Turn the lines below into a JSON list of strings, one string per line, skipping any blank lines. Leave the pictures out of your answer.
□ □ □ □ □
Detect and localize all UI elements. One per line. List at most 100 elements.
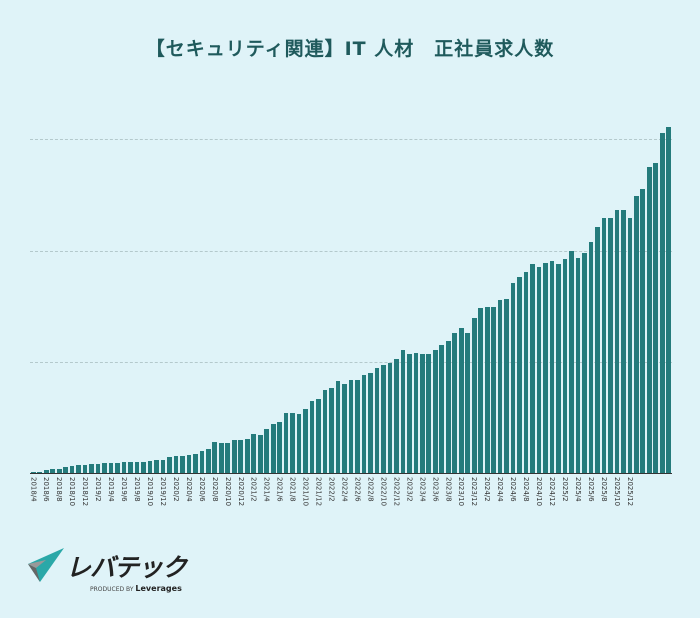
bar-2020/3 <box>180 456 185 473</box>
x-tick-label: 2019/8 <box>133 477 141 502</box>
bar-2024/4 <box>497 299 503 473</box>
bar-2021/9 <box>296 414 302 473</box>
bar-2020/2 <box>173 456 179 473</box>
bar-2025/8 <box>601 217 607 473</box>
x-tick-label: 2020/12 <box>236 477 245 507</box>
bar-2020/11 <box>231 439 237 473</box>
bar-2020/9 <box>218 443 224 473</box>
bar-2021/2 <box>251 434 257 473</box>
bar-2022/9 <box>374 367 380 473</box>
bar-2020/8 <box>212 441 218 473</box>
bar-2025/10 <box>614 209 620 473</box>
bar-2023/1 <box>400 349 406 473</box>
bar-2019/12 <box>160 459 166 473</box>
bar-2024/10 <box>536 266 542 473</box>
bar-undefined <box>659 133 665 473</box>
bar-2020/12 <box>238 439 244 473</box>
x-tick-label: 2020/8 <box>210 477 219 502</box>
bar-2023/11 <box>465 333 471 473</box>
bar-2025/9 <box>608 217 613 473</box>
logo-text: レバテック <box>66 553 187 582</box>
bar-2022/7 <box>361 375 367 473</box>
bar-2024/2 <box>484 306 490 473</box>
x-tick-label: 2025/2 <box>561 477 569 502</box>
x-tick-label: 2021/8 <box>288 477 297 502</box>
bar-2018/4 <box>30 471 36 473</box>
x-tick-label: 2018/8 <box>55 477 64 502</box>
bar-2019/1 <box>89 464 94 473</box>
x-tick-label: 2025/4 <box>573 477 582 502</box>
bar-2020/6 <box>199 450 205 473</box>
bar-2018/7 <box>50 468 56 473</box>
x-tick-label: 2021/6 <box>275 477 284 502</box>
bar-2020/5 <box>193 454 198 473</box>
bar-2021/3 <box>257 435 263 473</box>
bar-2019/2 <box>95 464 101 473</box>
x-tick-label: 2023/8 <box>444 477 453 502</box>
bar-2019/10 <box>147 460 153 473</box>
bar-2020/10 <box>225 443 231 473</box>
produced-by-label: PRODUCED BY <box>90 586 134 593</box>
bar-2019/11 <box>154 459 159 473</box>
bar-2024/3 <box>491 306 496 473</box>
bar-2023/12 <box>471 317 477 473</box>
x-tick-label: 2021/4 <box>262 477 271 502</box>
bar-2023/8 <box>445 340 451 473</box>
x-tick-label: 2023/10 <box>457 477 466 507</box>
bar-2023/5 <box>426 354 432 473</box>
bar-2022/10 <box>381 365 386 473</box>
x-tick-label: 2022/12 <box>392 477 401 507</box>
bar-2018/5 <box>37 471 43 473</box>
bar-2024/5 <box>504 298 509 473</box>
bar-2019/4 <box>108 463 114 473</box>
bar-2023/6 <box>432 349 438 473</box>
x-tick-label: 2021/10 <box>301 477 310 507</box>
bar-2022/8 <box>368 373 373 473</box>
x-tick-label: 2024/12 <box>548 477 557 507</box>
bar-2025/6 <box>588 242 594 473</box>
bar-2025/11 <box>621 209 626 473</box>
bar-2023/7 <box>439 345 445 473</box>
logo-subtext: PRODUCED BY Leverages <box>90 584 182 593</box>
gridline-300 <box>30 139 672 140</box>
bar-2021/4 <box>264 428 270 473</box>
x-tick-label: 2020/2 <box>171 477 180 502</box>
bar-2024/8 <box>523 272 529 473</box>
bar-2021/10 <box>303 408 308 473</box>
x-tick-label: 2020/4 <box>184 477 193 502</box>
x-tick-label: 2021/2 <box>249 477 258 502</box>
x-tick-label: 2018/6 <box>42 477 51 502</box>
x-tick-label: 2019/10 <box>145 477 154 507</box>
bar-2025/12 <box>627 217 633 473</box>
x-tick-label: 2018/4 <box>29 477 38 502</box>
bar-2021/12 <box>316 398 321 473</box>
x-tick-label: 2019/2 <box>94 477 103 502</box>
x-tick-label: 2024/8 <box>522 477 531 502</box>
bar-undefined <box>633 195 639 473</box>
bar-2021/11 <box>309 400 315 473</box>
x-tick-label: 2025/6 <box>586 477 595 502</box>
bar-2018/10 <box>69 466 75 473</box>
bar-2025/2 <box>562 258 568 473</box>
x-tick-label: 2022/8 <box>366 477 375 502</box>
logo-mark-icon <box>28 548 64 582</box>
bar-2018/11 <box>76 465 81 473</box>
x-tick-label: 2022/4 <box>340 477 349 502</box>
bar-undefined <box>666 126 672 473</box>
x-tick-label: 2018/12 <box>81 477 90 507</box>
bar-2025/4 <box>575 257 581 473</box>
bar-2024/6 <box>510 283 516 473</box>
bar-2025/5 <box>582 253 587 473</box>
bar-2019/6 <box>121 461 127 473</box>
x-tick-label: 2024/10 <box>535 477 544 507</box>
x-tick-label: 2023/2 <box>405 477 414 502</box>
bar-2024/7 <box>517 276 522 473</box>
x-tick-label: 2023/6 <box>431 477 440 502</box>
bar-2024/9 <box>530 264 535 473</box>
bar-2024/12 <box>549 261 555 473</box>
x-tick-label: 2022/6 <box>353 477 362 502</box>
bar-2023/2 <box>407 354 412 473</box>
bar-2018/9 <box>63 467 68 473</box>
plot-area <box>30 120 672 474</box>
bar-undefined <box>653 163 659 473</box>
□ □ □ □ □
OUTPUT |
[
  "Detect and localize all UI elements. One per line. List at most 100 elements.",
  "bar-2020/3 <box>180 456 185 473</box>",
  "x-tick-label: 2019/8 <box>133 477 141 502</box>",
  "bar-2024/4 <box>497 299 503 473</box>",
  "bar-2021/9 <box>296 414 302 473</box>",
  "bar-2020/2 <box>173 456 179 473</box>",
  "bar-2025/8 <box>601 217 607 473</box>",
  "x-tick-label: 2020/12 <box>236 477 245 507</box>",
  "bar-2020/11 <box>231 439 237 473</box>",
  "bar-2020/9 <box>218 443 224 473</box>",
  "bar-2021/2 <box>251 434 257 473</box>",
  "bar-2022/9 <box>374 367 380 473</box>",
  "bar-2020/8 <box>212 441 218 473</box>",
  "bar-2025/10 <box>614 209 620 473</box>",
  "bar-2023/1 <box>400 349 406 473</box>",
  "bar-2019/12 <box>160 459 166 473</box>",
  "bar-2024/10 <box>536 266 542 473</box>",
  "bar-undefined <box>659 133 665 473</box>",
  "bar-2020/12 <box>238 439 244 473</box>",
  "x-tick-label: 2020/8 <box>210 477 219 502</box>",
  "bar-2023/11 <box>465 333 471 473</box>",
  "bar-2025/9 <box>608 217 613 473</box>",
  "logo-text: レバテック <box>66 553 187 582</box>",
  "bar-2022/7 <box>361 375 367 473</box>",
  "bar-2024/2 <box>484 306 490 473</box>",
  "x-tick-label: 2025/2 <box>561 477 569 502</box>",
  "x-tick-label: 2021/8 <box>288 477 297 502</box>",
  "bar-2018/4 <box>30 471 36 473</box>",
  "x-tick-label: 2018/8 <box>55 477 64 502</box>",
  "bar-2019/1 <box>89 464 94 473</box>",
  "x-tick-label: 2025/4 <box>573 477 582 502</box>",
  "bar-2020/6 <box>199 450 205 473</box>",
  "bar-2018/7 <box>50 468 56 473</box>",
  "x-tick-label: 2021/6 <box>275 477 284 502</box>",
  "bar-2020/5 <box>193 454 198 473</box>",
  "bar-2021/3 <box>257 435 263 473</box>",
  "bar-2019/2 <box>95 464 101 473</box>",
  "x-tick-label: 2023/8 <box>444 477 453 502</box>",
  "bar-2019/10 <box>147 460 153 473</box>",
  "bar-2020/10 <box>225 443 231 473</box>",
  "produced-by-label: PRODUCED BY <box>90 586 134 593</box>",
  "bar-2019/11 <box>154 459 159 473</box>",
  "bar-2024/3 <box>491 306 496 473</box>",
  "bar-2023/12 <box>471 317 477 473</box>",
  "x-tick-label: 2021/4 <box>262 477 271 502</box>",
  "bar-2023/8 <box>445 340 451 473</box>",
  "x-tick-label: 2023/10 <box>457 477 466 507</box>",
  "bar-2023/5 <box>426 354 432 473</box>",
  "bar-2022/10 <box>381 365 386 473</box>",
  "x-tick-label: 2022/12 <box>392 477 401 507</box>",
  "bar-2018/5 <box>37 471 43 473</box>",
  "bar-2024/5 <box>504 298 509 473</box>",
  "bar-2019/4 <box>108 463 114 473</box>",
  "bar-2023/6 <box>432 349 438 473</box>",
  "x-tick-label: 2021/10 <box>301 477 310 507</box>",
  "bar-2022/8 <box>368 373 373 473</box>",
  "x-tick-label: 2024/12 <box>548 477 557 507</box>",
  "bar-2025/6 <box>588 242 594 473</box>",
  "bar-2025/11 <box>621 209 626 473</box>",
  "bar-2023/7 <box>439 345 445 473</box>",
  "logo-subtext: PRODUCED BY Leverages <box>90 584 182 593</box>",
  "gridline-300 <box>30 139 672 140</box>",
  "bar-2021/4 <box>264 428 270 473</box>",
  "x-tick-label: 2020/2 <box>171 477 180 502</box>",
  "bar-2024/8 <box>523 272 529 473</box>",
  "bar-2021/10 <box>303 408 308 473</box>",
  "x-tick-label: 2020/4 <box>184 477 193 502</box>",
  "x-tick-label: 2021/2 <box>249 477 258 502</box>",
  "x-tick-label: 2018/6 <box>42 477 51 502</box>",
  "x-tick-label: 2019/10 <box>145 477 154 507</box>",
  "bar-2025/12 <box>627 217 633 473</box>",
  "x-tick-label: 2018/4 <box>29 477 38 502</box>",
  "bar-2021/12 <box>316 398 321 473</box>",
  "x-tick-label: 2019/2 <box>94 477 103 502</box>",
  "x-tick-label: 2024/8 <box>522 477 531 502</box>",
  "bar-undefined <box>633 195 639 473</box>",
  "bar-2021/11 <box>309 400 315 473</box>",
  "x-tick-label: 2025/6 <box>586 477 595 502</box>",
  "bar-2018/10 <box>69 466 75 473</box>",
  "bar-2025/2 <box>562 258 568 473</box>",
  "x-tick-label: 2022/8 <box>366 477 375 502</box>",
  "logo-mark-icon <box>28 548 64 582</box>",
  "bar-2018/11 <box>76 465 81 473</box>",
  "x-tick-label: 2022/4 <box>340 477 349 502</box>",
  "bar-undefined <box>666 126 672 473</box>",
  "x-tick-label: 2018/12 <box>81 477 90 507</box>",
  "bar-2025/4 <box>575 257 581 473</box>",
  "bar-2024/6 <box>510 283 516 473</box>",
  "bar-2025/5 <box>582 253 587 473</box>",
  "bar-2019/6 <box>121 461 127 473</box>",
  "x-tick-label: 2024/10 <box>535 477 544 507</box>",
  "x-tick-label: 2023/2 <box>405 477 414 502</box>",
  "bar-2024/7 <box>517 276 522 473</box>",
  "x-tick-label: 2023/6 <box>431 477 440 502</box>",
  "bar-2024/9 <box>530 264 535 473</box>",
  "bar-2024/12 <box>549 261 555 473</box>",
  "x-tick-label: 2022/6 <box>353 477 362 502</box>",
  "bar-2023/2 <box>407 354 412 473</box>",
  "bar-2018/9 <box>63 467 68 473</box>",
  "plot-area <box>30 120 672 474</box>",
  "bar-undefined <box>653 163 659 473</box>"
]